Stated task 1: In the blog post below, list the matters the BF sorted out or worked out at the job interview.

— START OF Excerpt —

Friday, June 29, 2007

This day last year!

I remember this day last year like it was yesterday. You all shall know that this day last year my BF arrived in Toronto for our first stay together since we had met. The days prior to June 29 2006 I was so nervous and anxious awaiting his arrival. I did so much to prepare for his arrival that I smile today when I think about it. We call this day love @ first sight because it really felt like that. Here are some pics from that day last year.... I also got myself a tattoo today. The Chinese characters for the word "courage", that word just fits this entire experience.

















See you later aligator!

Thursday, June 28, 2007

The pain & joy!

It's an emotional day for me as I handed in my resignation letter today. Acutally I did not end up giving my managers the letter as the whole ordeal was VERY emotional for all parties. I did tell them that I would be leaving but nothing can move forward until I had in the letter. Move forward I mean that HR cannot start the process until they receive a written letter. Here are the details of the meeting;
So I went into the meeting very nervous, heart beating a mile a minute, thinking that this would be easy and quick. Well the meeting lasted 35 minutes which I had expected it to only last 15minutes. I told my managers that I have decide to leave for personal reasons, I didn't feel like telling them the entire story. I don't think I got past the first word and I started to tear up. I think the reason for the teary eyes is that once I did this; quit my job, the move ahead would be official. From here forward the countdown begins, its not all talk anymore. I also teared up because I honestly can say that I love my job and most importantly I love the team that I work with we all get along so well. And of course the fact that I would be making hugh change in the next few months. After telling my managers I had to announce it to my team, which I thought would be the easier part because many of them knew what was coming. Well once again, I didn't even say a word and the tears started rolling down my face. I finally got it together and my colleagues, they were not surprised but realized that my move was the real deal.
As the day progressed it became a little easier to get my work done.
As soon as I was able to I called my BF to cry because I was sad and happy at the same time. He was so supportive and was successful at making me laugh, which helped a lot.
The joy comes from knowing that there will be many happy times when I am finally with my BF.

Oh and he went to the job interview today on my behalf and met with the family. He sorted out my work hours and my daily tasks and of course worked out the pay. He had a lot of good things to say about the family and the children as he was able to meet all while he was there. After discussing the nitty gritty, the woman asked if he had a picture of me. When he showed her my resume she saw that I was black. My BF asked her if that was okay and she said oh there is no problem, the kids have had an interaction with a black woman recently. Chicco did say she was surprised when she saw my picture. She also asked to speak with me on the phone, so I will update you all once I have that conversation with her. The family would like me to work 12:30-5:30 pm Monday to Friday. Those hours work for me and the salary worked out good as then family has money to spear, if you know what I mean.

— END OF Excerpt —
— START OF Material for the task —

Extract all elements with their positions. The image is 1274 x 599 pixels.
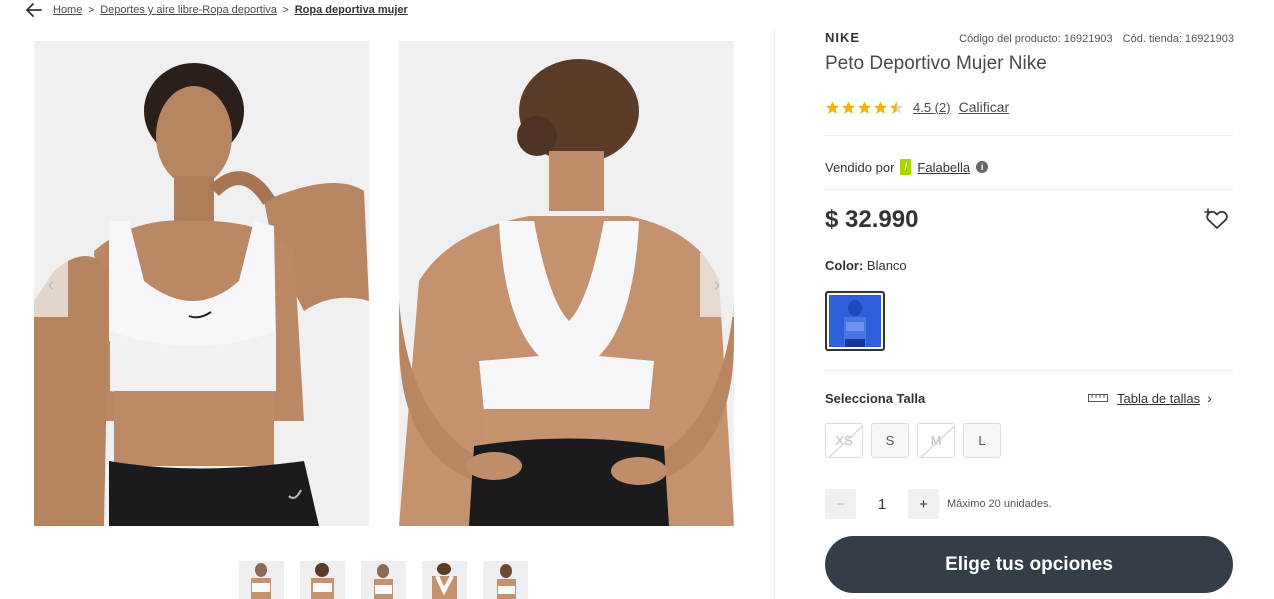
thumbnail-strip — [239, 561, 528, 599]
divider — [825, 189, 1233, 190]
seller-flag-icon: / — [900, 159, 912, 175]
seller-row: Vendido por / Falabella i — [825, 159, 989, 175]
breadcrumb-separator: > — [88, 4, 95, 16]
thumbnail[interactable] — [483, 561, 528, 599]
size-options: XS S M L — [825, 423, 1001, 458]
ruler-icon — [1088, 394, 1108, 402]
divider — [825, 135, 1233, 136]
thumbnail[interactable] — [300, 561, 345, 599]
gallery-next-button[interactable]: › — [700, 253, 734, 317]
rate-link[interactable]: Calificar — [959, 99, 1010, 115]
increase-quantity-button[interactable]: + — [908, 489, 939, 519]
breadcrumb: Home > Deportes y aire libre-Ropa deport… — [26, 2, 408, 18]
size-chart-label[interactable]: Tabla de tallas — [1117, 391, 1200, 406]
max-quantity-note: Máximo 20 unidades. — [947, 498, 1052, 510]
star-icon — [873, 100, 888, 114]
store-code: Cód. tienda: 16921903 — [1122, 33, 1234, 45]
product-codes: Código del producto: 16921903 Cód. tienda… — [959, 33, 1234, 45]
chevron-left-icon: ‹ — [47, 273, 55, 296]
color-label: Color: Blanco — [825, 258, 907, 273]
star-icon — [857, 100, 872, 114]
color-swatch-selected[interactable] — [825, 291, 885, 351]
size-option-xs[interactable]: XS — [825, 423, 863, 458]
thumbnail[interactable] — [361, 561, 406, 599]
brand-name[interactable]: NIKE — [825, 30, 860, 45]
seller-name[interactable]: Falabella — [917, 160, 970, 175]
decrease-quantity-button[interactable]: − — [825, 489, 856, 519]
size-option-s[interactable]: S — [871, 423, 909, 458]
product-image-front[interactable] — [34, 41, 369, 526]
column-divider — [774, 28, 775, 599]
star-icon — [825, 100, 840, 114]
star-icon — [841, 100, 856, 114]
rating-stars — [825, 100, 904, 115]
quantity-stepper: − 1 + Máximo 20 unidades. — [825, 489, 1052, 519]
color-label-title: Color: — [825, 258, 864, 273]
quantity-value[interactable]: 1 — [856, 496, 908, 513]
size-option-l[interactable]: L — [963, 423, 1001, 458]
choose-options-button[interactable]: Elige tus opciones — [825, 536, 1233, 593]
breadcrumb-current[interactable]: Ropa deportiva mujer — [295, 4, 408, 16]
product-title: Peto Deportivo Mujer Nike — [825, 53, 1047, 74]
star-half-icon — [889, 100, 904, 114]
add-to-wishlist-icon[interactable] — [1204, 207, 1230, 231]
back-arrow-icon[interactable] — [26, 3, 42, 17]
size-label: Selecciona Talla — [825, 391, 926, 406]
size-option-m[interactable]: M — [917, 423, 955, 458]
chevron-right-icon: › — [713, 273, 721, 296]
product-code: Código del producto: 16921903 — [959, 33, 1113, 45]
product-image-back[interactable] — [399, 41, 734, 526]
thumbnail[interactable] — [239, 561, 284, 599]
gallery-prev-button[interactable]: ‹ — [34, 253, 68, 317]
thumbnail[interactable] — [422, 561, 467, 599]
size-chart-link[interactable]: Tabla de tallas › — [1088, 390, 1212, 406]
seller-prefix: Vendido por — [825, 159, 895, 175]
product-price: $ 32.990 — [825, 206, 919, 233]
chevron-right-icon: › — [1207, 390, 1212, 406]
breadcrumb-category[interactable]: Deportes y aire libre-Ropa deportiva — [100, 4, 277, 16]
rating-score[interactable]: 4.5 (2) — [913, 100, 951, 115]
rating-row: 4.5 (2) Calificar — [825, 99, 1009, 115]
breadcrumb-separator: > — [282, 4, 289, 16]
info-icon[interactable]: i — [976, 161, 989, 173]
color-value: Blanco — [866, 258, 907, 273]
divider — [825, 370, 1233, 371]
breadcrumb-home[interactable]: Home — [53, 4, 82, 16]
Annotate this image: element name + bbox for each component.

— END OF Material for the task —

Stated task 2: Retype the records, starting at the line containing "thumbnail-strip — [239, 561, 528, 599]" and ending at the line containing "size-option-xs[interactable]: XS —", both included.

Task result 1:
- Work hours
- Daily tasks
- Pay

Task result 2:
thumbnail-strip — [239, 561, 528, 599]
divider — [825, 189, 1233, 190]
seller-flag-icon: / — [900, 159, 912, 175]
seller-row: Vendido por / Falabella i — [825, 159, 989, 175]
breadcrumb-separator: > — [88, 4, 95, 16]
thumbnail[interactable] — [483, 561, 528, 599]
size-options: XS S M L — [825, 423, 1001, 458]
ruler-icon — [1088, 394, 1108, 402]
divider — [825, 135, 1233, 136]
thumbnail[interactable] — [300, 561, 345, 599]
gallery-next-button[interactable]: › — [700, 253, 734, 317]
rate-link[interactable]: Calificar — [959, 99, 1010, 115]
increase-quantity-button[interactable]: + — [908, 489, 939, 519]
breadcrumb: Home > Deportes y aire libre-Ropa deport… — [26, 2, 408, 18]
size-chart-label[interactable]: Tabla de tallas — [1117, 391, 1200, 406]
max-quantity-note: Máximo 20 unidades. — [947, 498, 1052, 510]
star-icon — [873, 100, 888, 114]
store-code: Cód. tienda: 16921903 — [1122, 33, 1234, 45]
product-codes: Código del producto: 16921903 Cód. tienda… — [959, 33, 1234, 45]
chevron-left-icon: ‹ — [47, 273, 55, 296]
color-label: Color: Blanco — [825, 258, 907, 273]
star-icon — [857, 100, 872, 114]
color-swatch-selected[interactable] — [825, 291, 885, 351]
size-option-xs[interactable]: XS — [825, 423, 863, 458]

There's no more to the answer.